• _Given records_:
======

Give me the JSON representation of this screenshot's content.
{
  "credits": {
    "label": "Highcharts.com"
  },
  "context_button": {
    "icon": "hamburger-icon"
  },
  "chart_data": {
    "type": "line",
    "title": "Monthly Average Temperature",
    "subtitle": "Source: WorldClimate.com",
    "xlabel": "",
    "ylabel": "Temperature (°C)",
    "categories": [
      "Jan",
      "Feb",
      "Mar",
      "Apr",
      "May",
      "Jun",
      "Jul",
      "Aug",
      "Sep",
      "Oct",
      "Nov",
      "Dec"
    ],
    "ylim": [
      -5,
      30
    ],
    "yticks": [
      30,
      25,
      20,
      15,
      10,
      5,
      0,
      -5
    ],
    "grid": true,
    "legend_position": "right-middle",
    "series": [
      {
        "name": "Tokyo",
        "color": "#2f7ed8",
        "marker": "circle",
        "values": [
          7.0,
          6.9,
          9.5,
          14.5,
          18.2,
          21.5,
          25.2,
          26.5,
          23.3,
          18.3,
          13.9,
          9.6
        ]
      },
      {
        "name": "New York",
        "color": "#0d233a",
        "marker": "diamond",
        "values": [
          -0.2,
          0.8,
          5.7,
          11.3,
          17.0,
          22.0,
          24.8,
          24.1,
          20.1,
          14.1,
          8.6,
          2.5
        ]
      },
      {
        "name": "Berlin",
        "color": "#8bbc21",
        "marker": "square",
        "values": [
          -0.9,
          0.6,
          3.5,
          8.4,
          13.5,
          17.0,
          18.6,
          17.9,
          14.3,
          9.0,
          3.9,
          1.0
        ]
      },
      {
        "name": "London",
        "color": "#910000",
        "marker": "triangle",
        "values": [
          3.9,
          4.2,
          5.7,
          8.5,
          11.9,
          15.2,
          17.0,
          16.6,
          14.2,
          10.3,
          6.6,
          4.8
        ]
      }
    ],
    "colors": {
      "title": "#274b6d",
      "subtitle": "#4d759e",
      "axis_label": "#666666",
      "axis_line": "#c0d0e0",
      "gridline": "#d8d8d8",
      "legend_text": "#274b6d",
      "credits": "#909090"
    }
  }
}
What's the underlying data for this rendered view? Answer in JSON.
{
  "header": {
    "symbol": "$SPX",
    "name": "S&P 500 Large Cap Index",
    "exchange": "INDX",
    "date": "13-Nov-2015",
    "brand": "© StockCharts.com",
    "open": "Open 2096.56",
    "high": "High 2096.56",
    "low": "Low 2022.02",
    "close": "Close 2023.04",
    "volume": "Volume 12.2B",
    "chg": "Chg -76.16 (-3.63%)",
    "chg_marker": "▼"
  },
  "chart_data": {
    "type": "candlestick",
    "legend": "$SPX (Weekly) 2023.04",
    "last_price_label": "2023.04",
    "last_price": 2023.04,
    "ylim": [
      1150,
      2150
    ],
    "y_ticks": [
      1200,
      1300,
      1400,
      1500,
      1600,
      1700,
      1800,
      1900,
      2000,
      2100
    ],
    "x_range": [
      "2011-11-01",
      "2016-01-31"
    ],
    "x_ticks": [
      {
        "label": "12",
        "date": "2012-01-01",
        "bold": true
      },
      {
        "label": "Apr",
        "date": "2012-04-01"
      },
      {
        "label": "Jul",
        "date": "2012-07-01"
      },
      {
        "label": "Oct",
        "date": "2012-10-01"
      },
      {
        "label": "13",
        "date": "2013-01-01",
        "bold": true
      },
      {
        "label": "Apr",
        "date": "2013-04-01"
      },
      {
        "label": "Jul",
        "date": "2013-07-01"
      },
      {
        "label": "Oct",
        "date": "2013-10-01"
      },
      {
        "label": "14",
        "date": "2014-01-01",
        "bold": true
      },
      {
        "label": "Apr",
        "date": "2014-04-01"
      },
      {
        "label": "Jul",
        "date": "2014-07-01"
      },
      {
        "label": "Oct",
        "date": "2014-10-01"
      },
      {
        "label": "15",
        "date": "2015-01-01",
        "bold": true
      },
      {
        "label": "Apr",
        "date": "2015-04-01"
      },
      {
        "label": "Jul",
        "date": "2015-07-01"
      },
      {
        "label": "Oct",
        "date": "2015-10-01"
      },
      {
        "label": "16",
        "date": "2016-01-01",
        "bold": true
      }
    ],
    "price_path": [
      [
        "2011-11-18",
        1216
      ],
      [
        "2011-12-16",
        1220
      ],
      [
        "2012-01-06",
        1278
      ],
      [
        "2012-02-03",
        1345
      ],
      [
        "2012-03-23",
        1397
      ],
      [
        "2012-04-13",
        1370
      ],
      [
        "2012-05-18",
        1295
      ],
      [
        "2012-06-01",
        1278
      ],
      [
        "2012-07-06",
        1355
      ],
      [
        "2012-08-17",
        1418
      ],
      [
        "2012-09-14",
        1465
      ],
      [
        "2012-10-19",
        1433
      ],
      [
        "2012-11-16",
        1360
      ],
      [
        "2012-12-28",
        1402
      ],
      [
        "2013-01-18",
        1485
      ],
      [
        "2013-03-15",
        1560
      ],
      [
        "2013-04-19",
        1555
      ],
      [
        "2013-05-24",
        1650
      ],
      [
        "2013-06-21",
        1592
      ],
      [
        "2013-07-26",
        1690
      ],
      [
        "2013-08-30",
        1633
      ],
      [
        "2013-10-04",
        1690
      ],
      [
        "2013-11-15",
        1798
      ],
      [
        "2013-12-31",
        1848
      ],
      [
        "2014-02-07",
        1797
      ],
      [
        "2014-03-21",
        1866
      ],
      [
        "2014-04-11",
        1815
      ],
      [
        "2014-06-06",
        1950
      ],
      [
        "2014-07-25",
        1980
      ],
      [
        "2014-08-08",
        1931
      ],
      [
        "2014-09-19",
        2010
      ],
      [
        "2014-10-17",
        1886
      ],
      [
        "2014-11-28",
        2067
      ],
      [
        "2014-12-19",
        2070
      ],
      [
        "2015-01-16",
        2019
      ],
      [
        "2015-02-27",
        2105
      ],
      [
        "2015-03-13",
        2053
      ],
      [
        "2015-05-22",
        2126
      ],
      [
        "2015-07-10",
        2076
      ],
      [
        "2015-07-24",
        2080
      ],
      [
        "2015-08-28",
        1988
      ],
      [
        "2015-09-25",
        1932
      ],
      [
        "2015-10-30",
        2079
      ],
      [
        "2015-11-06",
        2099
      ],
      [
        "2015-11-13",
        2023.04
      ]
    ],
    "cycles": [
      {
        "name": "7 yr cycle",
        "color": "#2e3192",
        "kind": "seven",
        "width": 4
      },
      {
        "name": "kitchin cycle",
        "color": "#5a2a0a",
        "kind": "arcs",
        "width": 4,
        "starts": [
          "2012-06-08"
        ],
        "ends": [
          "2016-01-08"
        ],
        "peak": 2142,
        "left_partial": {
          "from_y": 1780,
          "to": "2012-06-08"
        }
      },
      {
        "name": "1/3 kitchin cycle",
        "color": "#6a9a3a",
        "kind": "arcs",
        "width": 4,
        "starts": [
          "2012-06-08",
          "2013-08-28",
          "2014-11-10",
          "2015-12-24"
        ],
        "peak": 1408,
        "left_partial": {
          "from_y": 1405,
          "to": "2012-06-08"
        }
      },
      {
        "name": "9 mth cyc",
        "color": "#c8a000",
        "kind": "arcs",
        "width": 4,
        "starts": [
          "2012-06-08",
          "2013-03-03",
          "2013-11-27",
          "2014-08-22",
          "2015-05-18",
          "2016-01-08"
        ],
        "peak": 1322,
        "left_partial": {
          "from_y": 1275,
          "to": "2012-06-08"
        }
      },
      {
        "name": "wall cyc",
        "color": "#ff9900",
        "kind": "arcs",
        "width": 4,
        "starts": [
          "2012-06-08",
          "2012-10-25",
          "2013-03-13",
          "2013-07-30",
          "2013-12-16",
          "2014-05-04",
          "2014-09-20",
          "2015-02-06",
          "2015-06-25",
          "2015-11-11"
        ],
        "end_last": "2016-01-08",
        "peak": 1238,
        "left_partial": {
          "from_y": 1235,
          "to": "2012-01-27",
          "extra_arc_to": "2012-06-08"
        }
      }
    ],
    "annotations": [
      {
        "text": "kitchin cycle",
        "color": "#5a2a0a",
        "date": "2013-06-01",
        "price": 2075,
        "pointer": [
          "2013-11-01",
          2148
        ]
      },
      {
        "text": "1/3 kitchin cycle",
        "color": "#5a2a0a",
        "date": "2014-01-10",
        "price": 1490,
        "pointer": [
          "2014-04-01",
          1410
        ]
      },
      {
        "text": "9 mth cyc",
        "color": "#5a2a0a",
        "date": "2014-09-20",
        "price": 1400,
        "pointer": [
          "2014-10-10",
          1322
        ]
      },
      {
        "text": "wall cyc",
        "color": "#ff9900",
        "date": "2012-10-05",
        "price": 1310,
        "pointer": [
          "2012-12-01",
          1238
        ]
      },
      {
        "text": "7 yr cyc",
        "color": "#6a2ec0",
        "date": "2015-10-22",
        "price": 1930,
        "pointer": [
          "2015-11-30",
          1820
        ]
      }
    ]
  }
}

======

• _Work to be completed_:
Each line with the string "JSON" in it needs to be found and copied.

• _Solution for this exercise_:
Give me the JSON representation of this screenshot's content.
What's the underlying data for this rendered view? Answer in JSON.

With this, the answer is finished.